*Given instruction:* Search the data for the word "JSON" and copy every line where it occurs.

*Task material:*

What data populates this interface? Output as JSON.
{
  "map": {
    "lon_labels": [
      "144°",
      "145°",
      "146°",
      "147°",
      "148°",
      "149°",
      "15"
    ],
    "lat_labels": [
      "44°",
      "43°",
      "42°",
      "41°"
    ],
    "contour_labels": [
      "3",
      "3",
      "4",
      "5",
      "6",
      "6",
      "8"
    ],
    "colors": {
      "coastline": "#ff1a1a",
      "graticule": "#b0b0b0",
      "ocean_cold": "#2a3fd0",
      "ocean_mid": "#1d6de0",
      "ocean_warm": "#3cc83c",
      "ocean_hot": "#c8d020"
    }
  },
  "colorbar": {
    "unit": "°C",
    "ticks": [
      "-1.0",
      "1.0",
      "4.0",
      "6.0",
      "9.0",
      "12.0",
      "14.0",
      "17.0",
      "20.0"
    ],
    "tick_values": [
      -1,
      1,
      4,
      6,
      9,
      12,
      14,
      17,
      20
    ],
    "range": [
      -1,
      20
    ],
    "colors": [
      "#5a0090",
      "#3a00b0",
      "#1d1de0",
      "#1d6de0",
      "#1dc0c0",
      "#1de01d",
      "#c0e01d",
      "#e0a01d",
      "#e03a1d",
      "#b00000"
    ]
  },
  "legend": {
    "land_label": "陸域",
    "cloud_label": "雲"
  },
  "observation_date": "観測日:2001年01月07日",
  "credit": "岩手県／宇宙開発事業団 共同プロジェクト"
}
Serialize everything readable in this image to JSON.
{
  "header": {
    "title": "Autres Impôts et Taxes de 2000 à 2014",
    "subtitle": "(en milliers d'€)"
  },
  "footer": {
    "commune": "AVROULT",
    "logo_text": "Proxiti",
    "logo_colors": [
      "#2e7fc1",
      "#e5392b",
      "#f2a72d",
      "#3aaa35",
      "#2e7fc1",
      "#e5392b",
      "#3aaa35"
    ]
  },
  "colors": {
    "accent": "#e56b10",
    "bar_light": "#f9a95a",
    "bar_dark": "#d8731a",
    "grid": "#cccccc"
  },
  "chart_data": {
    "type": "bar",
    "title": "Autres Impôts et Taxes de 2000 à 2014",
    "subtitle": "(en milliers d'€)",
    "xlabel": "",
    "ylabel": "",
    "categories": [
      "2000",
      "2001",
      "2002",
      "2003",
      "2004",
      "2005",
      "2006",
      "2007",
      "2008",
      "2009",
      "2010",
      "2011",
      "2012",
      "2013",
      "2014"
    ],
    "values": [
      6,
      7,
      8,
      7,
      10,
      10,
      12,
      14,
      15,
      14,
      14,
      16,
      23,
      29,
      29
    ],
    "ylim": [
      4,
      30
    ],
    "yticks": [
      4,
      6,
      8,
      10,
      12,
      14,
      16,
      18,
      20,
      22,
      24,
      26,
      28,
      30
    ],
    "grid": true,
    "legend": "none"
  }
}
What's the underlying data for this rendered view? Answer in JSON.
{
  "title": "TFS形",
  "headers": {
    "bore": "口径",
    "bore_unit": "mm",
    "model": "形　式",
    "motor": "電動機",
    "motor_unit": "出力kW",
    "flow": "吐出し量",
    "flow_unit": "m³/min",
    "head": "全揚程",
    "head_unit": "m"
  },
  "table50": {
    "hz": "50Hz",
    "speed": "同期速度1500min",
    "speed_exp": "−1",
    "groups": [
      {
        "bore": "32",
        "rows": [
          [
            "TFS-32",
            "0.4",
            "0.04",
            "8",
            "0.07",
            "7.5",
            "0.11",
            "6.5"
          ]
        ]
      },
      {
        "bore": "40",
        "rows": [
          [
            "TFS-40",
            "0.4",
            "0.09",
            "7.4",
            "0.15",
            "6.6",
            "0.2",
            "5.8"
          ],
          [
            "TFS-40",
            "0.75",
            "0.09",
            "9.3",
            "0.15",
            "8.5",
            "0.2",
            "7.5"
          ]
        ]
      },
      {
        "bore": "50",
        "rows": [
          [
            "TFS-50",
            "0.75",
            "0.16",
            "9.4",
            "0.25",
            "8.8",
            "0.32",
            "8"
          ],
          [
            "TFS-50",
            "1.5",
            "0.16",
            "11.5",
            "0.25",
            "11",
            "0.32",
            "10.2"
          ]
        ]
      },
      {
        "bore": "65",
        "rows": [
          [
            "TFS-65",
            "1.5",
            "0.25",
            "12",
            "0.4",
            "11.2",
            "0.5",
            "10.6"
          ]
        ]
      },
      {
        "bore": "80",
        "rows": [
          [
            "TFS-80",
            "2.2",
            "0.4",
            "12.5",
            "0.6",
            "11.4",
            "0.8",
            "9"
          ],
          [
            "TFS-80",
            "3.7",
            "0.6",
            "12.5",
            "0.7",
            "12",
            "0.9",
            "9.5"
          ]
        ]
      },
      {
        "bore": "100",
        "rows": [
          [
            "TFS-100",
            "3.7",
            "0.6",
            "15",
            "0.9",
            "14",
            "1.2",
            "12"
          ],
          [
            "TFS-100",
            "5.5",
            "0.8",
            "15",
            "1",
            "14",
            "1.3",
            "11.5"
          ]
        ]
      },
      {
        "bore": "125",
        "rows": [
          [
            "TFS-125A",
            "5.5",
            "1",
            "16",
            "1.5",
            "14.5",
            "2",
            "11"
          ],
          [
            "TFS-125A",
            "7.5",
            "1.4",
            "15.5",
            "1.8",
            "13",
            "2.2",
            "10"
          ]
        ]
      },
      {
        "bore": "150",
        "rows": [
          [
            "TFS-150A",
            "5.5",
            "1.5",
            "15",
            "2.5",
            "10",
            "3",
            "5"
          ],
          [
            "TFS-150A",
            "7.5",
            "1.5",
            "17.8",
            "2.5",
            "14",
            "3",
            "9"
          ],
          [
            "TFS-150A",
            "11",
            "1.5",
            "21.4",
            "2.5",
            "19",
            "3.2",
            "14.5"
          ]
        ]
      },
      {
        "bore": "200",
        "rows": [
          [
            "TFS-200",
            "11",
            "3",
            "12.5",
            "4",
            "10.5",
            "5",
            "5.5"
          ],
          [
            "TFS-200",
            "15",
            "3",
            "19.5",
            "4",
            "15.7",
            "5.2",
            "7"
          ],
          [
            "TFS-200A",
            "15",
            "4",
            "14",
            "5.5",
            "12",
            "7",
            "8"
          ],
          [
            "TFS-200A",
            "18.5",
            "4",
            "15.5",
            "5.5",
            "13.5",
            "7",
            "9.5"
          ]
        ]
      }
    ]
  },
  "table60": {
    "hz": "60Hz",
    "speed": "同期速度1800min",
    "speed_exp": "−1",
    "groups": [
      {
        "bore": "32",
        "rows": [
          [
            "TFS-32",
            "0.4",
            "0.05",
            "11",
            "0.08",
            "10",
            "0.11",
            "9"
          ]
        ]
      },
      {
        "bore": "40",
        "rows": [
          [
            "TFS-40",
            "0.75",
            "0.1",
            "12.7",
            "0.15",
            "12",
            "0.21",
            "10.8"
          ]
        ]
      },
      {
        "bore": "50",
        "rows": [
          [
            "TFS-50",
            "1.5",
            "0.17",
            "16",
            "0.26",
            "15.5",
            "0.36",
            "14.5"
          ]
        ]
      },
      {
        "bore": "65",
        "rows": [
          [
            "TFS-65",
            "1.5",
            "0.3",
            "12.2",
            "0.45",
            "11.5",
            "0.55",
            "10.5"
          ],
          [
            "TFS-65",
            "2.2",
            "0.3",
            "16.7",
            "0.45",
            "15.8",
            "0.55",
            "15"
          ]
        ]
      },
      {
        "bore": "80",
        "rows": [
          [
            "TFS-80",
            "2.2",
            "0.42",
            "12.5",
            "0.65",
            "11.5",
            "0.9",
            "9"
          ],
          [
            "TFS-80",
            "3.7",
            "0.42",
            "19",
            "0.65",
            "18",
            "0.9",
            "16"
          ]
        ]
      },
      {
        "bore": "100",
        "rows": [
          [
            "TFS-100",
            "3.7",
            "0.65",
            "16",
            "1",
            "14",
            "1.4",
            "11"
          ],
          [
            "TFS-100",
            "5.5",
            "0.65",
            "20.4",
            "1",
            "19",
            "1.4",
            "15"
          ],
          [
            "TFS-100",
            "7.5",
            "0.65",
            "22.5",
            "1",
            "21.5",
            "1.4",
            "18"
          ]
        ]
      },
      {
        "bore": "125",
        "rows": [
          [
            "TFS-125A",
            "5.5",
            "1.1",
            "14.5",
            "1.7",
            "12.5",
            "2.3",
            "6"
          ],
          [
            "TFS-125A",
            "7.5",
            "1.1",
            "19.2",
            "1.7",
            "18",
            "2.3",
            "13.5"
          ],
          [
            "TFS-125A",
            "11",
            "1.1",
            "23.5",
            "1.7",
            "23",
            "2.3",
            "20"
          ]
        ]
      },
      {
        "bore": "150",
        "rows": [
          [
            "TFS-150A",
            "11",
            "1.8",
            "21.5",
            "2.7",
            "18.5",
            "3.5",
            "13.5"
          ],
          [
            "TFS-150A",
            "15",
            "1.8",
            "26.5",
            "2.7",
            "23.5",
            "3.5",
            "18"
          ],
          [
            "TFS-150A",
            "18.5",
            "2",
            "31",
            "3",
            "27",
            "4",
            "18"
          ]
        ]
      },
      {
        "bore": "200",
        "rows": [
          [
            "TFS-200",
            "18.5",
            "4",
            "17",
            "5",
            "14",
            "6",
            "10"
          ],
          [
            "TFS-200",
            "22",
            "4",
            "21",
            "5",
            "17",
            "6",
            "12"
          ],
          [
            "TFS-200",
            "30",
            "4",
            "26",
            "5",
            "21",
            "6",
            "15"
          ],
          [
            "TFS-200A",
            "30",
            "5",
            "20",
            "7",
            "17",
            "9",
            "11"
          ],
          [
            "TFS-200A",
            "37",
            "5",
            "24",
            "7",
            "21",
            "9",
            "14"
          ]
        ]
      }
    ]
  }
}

*The answer:*
What data populates this interface? Output as JSON.
Serialize everything readable in this image to JSON.
What's the underlying data for this rendered view? Answer in JSON.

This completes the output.